--- RECORDED INFORMATION ---

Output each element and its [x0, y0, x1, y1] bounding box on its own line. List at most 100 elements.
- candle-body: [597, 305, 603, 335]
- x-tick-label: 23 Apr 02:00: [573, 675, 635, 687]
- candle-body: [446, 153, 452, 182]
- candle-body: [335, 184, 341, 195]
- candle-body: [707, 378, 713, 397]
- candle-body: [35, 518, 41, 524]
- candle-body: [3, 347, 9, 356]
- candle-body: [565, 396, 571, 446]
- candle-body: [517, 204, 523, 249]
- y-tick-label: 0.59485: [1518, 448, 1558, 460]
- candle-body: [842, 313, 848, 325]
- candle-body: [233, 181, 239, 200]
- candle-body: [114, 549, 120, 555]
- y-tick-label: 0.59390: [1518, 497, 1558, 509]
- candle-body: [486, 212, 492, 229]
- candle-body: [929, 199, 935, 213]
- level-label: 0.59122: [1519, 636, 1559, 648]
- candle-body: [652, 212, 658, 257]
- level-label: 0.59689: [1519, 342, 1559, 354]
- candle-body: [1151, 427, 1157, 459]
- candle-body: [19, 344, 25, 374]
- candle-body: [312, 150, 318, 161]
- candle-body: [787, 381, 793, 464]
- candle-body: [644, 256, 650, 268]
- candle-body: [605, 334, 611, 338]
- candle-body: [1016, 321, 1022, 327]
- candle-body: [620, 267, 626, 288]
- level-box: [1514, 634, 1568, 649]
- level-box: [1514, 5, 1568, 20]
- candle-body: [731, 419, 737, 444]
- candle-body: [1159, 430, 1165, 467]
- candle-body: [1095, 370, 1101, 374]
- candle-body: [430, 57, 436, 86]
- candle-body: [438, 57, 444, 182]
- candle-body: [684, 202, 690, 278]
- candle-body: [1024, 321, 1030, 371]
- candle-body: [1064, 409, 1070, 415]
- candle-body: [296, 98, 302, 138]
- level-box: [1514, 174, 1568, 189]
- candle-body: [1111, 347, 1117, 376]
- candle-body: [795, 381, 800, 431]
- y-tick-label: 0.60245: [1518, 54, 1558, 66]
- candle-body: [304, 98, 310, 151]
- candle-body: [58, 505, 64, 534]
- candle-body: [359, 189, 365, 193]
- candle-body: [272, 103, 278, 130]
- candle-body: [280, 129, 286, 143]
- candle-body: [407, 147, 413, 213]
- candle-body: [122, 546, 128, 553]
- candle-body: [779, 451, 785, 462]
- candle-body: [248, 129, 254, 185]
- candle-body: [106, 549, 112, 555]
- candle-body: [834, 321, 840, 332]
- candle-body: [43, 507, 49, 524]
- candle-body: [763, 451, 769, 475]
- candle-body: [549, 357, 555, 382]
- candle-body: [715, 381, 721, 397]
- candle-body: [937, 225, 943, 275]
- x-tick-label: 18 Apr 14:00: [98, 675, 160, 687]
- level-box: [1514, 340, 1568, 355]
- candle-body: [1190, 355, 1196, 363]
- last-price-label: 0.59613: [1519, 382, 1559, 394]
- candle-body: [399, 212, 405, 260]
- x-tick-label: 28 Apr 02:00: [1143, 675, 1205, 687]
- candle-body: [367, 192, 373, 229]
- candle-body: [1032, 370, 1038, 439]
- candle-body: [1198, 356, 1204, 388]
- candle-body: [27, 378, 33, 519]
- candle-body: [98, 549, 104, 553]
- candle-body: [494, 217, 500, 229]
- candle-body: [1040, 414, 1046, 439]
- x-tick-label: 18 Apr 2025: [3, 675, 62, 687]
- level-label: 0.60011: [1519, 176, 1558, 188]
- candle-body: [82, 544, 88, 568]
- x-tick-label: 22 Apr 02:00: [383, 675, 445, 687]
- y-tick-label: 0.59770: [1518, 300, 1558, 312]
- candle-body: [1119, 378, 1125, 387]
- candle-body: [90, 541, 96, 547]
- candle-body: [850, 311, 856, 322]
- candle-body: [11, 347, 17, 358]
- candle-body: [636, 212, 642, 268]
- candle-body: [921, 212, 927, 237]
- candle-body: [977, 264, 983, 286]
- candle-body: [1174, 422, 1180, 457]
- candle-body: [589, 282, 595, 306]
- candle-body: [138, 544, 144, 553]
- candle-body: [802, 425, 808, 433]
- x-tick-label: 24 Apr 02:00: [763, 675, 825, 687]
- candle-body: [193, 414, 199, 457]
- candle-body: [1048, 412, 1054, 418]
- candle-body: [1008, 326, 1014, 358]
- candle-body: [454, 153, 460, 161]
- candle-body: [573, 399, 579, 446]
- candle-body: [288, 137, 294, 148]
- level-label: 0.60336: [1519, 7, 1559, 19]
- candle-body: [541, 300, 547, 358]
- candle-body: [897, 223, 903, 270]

---

**WHAT YOU WILL DO**
Copy out, character for character, the items from their first line down to and including the line containing "- candle-body: [605, 334, 611, 338]".

**RESPONSE**
Output each element and its [x0, y0, x1, y1] bounding box on its own line. List at most 100 elements.
- candle-body: [597, 305, 603, 335]
- x-tick-label: 23 Apr 02:00: [573, 675, 635, 687]
- candle-body: [446, 153, 452, 182]
- candle-body: [335, 184, 341, 195]
- candle-body: [707, 378, 713, 397]
- candle-body: [35, 518, 41, 524]
- candle-body: [3, 347, 9, 356]
- candle-body: [565, 396, 571, 446]
- candle-body: [517, 204, 523, 249]
- y-tick-label: 0.59485: [1518, 448, 1558, 460]
- candle-body: [842, 313, 848, 325]
- candle-body: [233, 181, 239, 200]
- candle-body: [114, 549, 120, 555]
- y-tick-label: 0.59390: [1518, 497, 1558, 509]
- candle-body: [486, 212, 492, 229]
- candle-body: [929, 199, 935, 213]
- level-label: 0.59122: [1519, 636, 1559, 648]
- candle-body: [652, 212, 658, 257]
- level-label: 0.59689: [1519, 342, 1559, 354]
- candle-body: [1151, 427, 1157, 459]
- candle-body: [19, 344, 25, 374]
- candle-body: [312, 150, 318, 161]
- candle-body: [787, 381, 793, 464]
- candle-body: [644, 256, 650, 268]
- candle-body: [605, 334, 611, 338]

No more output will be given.